- [Record excerpts]:
____

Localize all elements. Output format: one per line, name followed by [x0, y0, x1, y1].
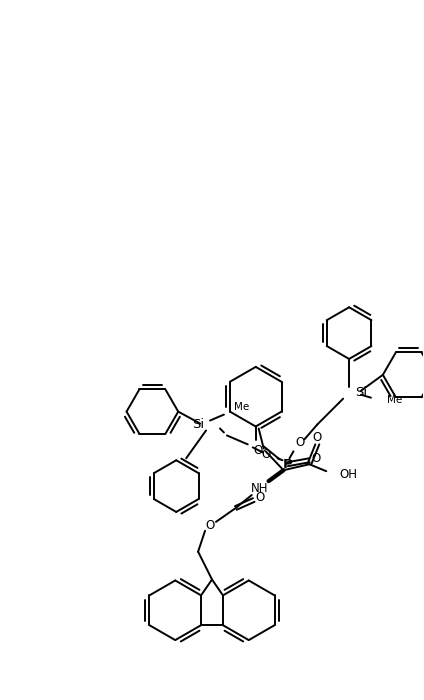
Text: NH: NH	[251, 482, 268, 495]
Text: O: O	[296, 436, 305, 449]
Text: O: O	[205, 519, 215, 532]
Text: Me: Me	[234, 402, 249, 412]
Text: O: O	[255, 491, 264, 503]
Text: Si: Si	[192, 418, 204, 431]
Text: Si: Si	[355, 386, 367, 399]
Text: O: O	[312, 431, 322, 444]
Text: Me: Me	[387, 395, 402, 405]
Text: P: P	[283, 458, 293, 470]
Text: O: O	[253, 444, 262, 457]
Text: O: O	[261, 448, 270, 461]
Text: O: O	[312, 452, 321, 465]
Text: OH: OH	[339, 468, 357, 481]
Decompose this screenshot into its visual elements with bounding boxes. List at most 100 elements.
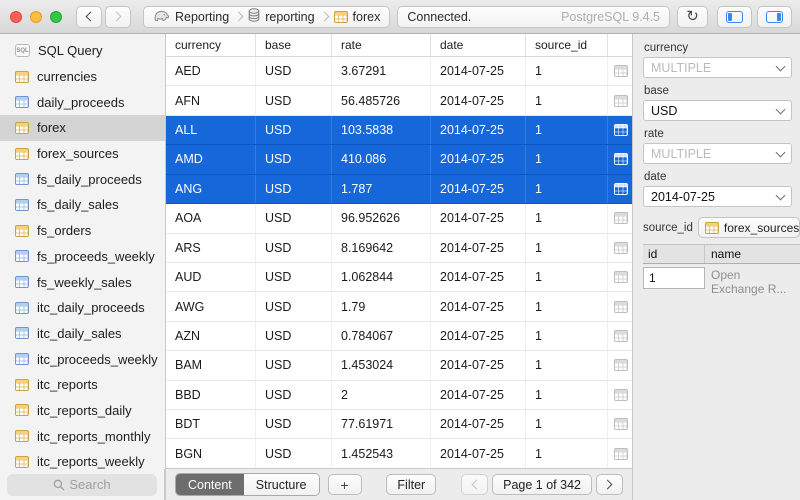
cell-source_id: 1 xyxy=(526,410,608,439)
cell-foreign-link xyxy=(608,204,632,232)
chevron-down-icon xyxy=(775,104,786,114)
column-header-date[interactable]: date xyxy=(431,34,526,56)
cell-base: USD xyxy=(256,233,332,262)
sidebar-item-currencies[interactable]: currencies xyxy=(0,64,165,90)
foreign-table-button[interactable]: forex_sources xyxy=(697,217,800,238)
foreign-table-header: id name xyxy=(643,244,800,264)
sidebar-item-label: itc_reports_monthly xyxy=(37,428,151,444)
table-row[interactable]: BDT USD 77.61971 2014-07-25 1 xyxy=(166,410,632,440)
field-currency-select[interactable]: MULTIPLE xyxy=(643,57,792,78)
cell-rate: 1.452543 xyxy=(332,439,431,468)
cell-date: 2014-07-25 xyxy=(431,174,526,204)
main-content: currency base rate date source_id AED USD 3.67… xyxy=(166,34,632,500)
table-row[interactable]: BGN USD 1.452543 2014-07-25 1 xyxy=(166,439,632,468)
foreign-row-icon[interactable] xyxy=(614,94,628,107)
sidebar-item-fs-orders[interactable]: fs_orders xyxy=(0,218,165,244)
foreign-row-icon[interactable] xyxy=(614,271,628,284)
next-page-button[interactable] xyxy=(595,474,623,495)
table-row[interactable]: BBD USD 2 2014-07-25 1 xyxy=(166,380,632,411)
sidebar-item-fs-daily-proceeds[interactable]: fs_daily_proceeds xyxy=(0,166,165,192)
sidebar-item-fs-proceeds-weekly[interactable]: fs_proceeds_weekly xyxy=(0,244,165,270)
breadcrumb-item-forex[interactable]: forex xyxy=(325,7,390,27)
minimize-window-button[interactable] xyxy=(30,10,42,23)
table-row[interactable]: AFN USD 56.485726 2014-07-25 1 xyxy=(166,86,632,116)
field-rate-select[interactable]: MULTIPLE xyxy=(643,143,792,164)
add-row-button[interactable]: + xyxy=(327,474,362,495)
column-header-currency[interactable]: currency xyxy=(166,34,256,56)
tab-content[interactable]: Content xyxy=(176,474,244,495)
chevron-down-icon xyxy=(775,147,786,157)
bottom-toolbar: Content Structure + Filter Page 1 of 342 xyxy=(166,468,632,500)
foreign-id-cell[interactable]: 1 xyxy=(643,267,705,289)
close-window-button[interactable] xyxy=(10,10,22,23)
breadcrumb-item-reporting[interactable]: reporting xyxy=(239,7,323,27)
sidebar-item-itc-reports-weekly[interactable]: itc_reports_weekly xyxy=(0,449,165,475)
foreign-row-icon[interactable] xyxy=(614,418,628,431)
tab-structure[interactable]: Structure xyxy=(243,474,319,495)
page-indicator: Page 1 of 342 xyxy=(492,474,592,495)
toggle-right-sidebar-button[interactable] xyxy=(757,5,792,28)
foreign-row-icon[interactable] xyxy=(614,241,628,254)
foreign-row-icon[interactable] xyxy=(614,65,628,78)
cell-date: 2014-07-25 xyxy=(431,115,526,145)
table-row[interactable]: AED USD 3.67291 2014-07-25 1 xyxy=(166,57,632,87)
sidebar-item-itc-proceeds-weekly[interactable]: itc_proceeds_weekly xyxy=(0,346,165,372)
foreign-row-icon[interactable] xyxy=(614,124,628,137)
foreign-row-icon[interactable] xyxy=(614,388,628,401)
foreign-row-icon[interactable] xyxy=(614,300,628,313)
foreign-row-icon[interactable] xyxy=(614,153,628,166)
view-tabs: Content Structure xyxy=(175,473,320,496)
filter-button[interactable]: Filter xyxy=(386,474,437,495)
cell-foreign-link xyxy=(608,410,632,438)
sidebar: SQL SQL Query currencies daily_proceeds fore… xyxy=(0,34,166,500)
sidebar-item-itc-daily-proceeds[interactable]: itc_daily_proceeds xyxy=(0,295,165,321)
toggle-left-sidebar-button[interactable] xyxy=(717,5,752,28)
breadcrumb-item-reporting[interactable]: Reporting xyxy=(144,7,238,27)
foreign-row-icon[interactable] xyxy=(614,330,628,342)
cell-date: 2014-07-25 xyxy=(431,439,526,468)
sidebar-item-fs-daily-sales[interactable]: fs_daily_sales xyxy=(0,192,165,218)
forward-button[interactable] xyxy=(105,5,131,28)
cell-base: USD xyxy=(256,262,332,292)
table-row[interactable]: AUD USD 1.062844 2014-07-25 1 xyxy=(166,262,632,293)
field-label: currency xyxy=(644,42,689,54)
table-row[interactable]: ARS USD 8.169642 2014-07-25 1 xyxy=(166,233,632,263)
field-date-select[interactable]: 2014-07-25 xyxy=(643,186,792,207)
table-row[interactable]: AWG USD 1.79 2014-07-25 1 xyxy=(166,292,632,322)
cell-foreign-link xyxy=(608,263,632,291)
foreign-row-icon[interactable] xyxy=(614,212,628,225)
column-header-source_id[interactable]: source_id xyxy=(526,34,608,56)
cell-base: USD xyxy=(256,115,332,145)
foreign-row-icon[interactable] xyxy=(614,359,628,372)
cell-currency: ANG xyxy=(166,174,256,204)
refresh-button[interactable]: ↻ xyxy=(677,5,708,28)
sidebar-item-forex-sources[interactable]: forex_sources xyxy=(0,141,165,167)
sidebar-item-daily-proceeds[interactable]: daily_proceeds xyxy=(0,89,165,115)
column-header-rate[interactable]: rate xyxy=(332,34,431,56)
cell-currency: AZN xyxy=(166,321,256,351)
table-icon xyxy=(15,404,29,417)
table-row[interactable]: AZN USD 0.784067 2014-07-25 1 xyxy=(166,321,632,352)
sidebar-item-itc-daily-sales[interactable]: itc_daily_sales xyxy=(0,321,165,347)
sidebar-item-forex[interactable]: forex xyxy=(0,115,165,141)
table-row[interactable]: AOA USD 96.952626 2014-07-25 1 xyxy=(166,204,632,234)
view-icon xyxy=(15,276,29,289)
zoom-window-button[interactable] xyxy=(50,10,62,23)
sidebar-item-sql-query[interactable]: SQL SQL Query xyxy=(0,38,165,64)
back-button[interactable] xyxy=(76,5,102,28)
sidebar-item-itc-reports-monthly[interactable]: itc_reports_monthly xyxy=(0,423,165,449)
search-input[interactable]: Search xyxy=(7,473,157,496)
sidebar-item-itc-reports[interactable]: itc_reports xyxy=(0,372,165,398)
column-header-base[interactable]: base xyxy=(256,34,332,56)
field-base-select[interactable]: USD xyxy=(643,100,792,121)
previous-page-button[interactable] xyxy=(461,474,489,495)
table-row[interactable]: BAM USD 1.453024 2014-07-25 1 xyxy=(166,351,632,381)
sidebar-item-fs-weekly-sales[interactable]: fs_weekly_sales xyxy=(0,269,165,295)
table-row[interactable]: ANG USD 1.787 2014-07-25 1 xyxy=(166,174,632,205)
foreign-row-icon[interactable] xyxy=(614,182,628,195)
sidebar-item-label: fs_proceeds_weekly xyxy=(37,248,155,264)
foreign-row-icon[interactable] xyxy=(614,447,628,460)
table-row[interactable]: ALL USD 103.5838 2014-07-25 1 xyxy=(166,115,632,146)
table-row[interactable]: AMD USD 410.086 2014-07-25 1 xyxy=(166,145,632,175)
sidebar-item-itc-reports-daily[interactable]: itc_reports_daily xyxy=(0,398,165,424)
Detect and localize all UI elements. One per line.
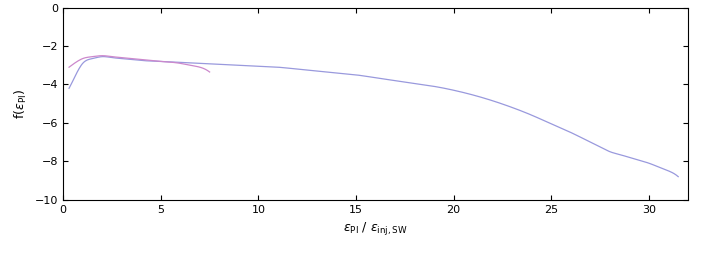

____

- [Written problem]: Reproduce verbatim the lines of the listing from the line containing "482, 268, 495]" up to and including the line containing "Decompose this screenshot".

- [Response to this exercise]:
Text: NH: NH	[251, 482, 268, 495]
Text: O: O	[296, 436, 305, 449]
Text: O: O	[205, 519, 215, 532]
Text: Me: Me	[234, 402, 249, 412]
Text: O: O	[255, 491, 264, 503]
Text: Si: Si	[192, 418, 204, 431]
Text: Si: Si	[355, 386, 367, 399]
Text: O: O	[312, 431, 322, 444]
Text: Me: Me	[387, 395, 402, 405]
Text: P: P	[283, 458, 293, 470]
Text: O: O	[253, 444, 262, 457]
Text: O: O	[261, 448, 270, 461]
Text: O: O	[312, 452, 321, 465]
Text: OH: OH	[339, 468, 357, 481]
Decompose this screenshot into its visual elements with bounding boxes. List at most 100 elements.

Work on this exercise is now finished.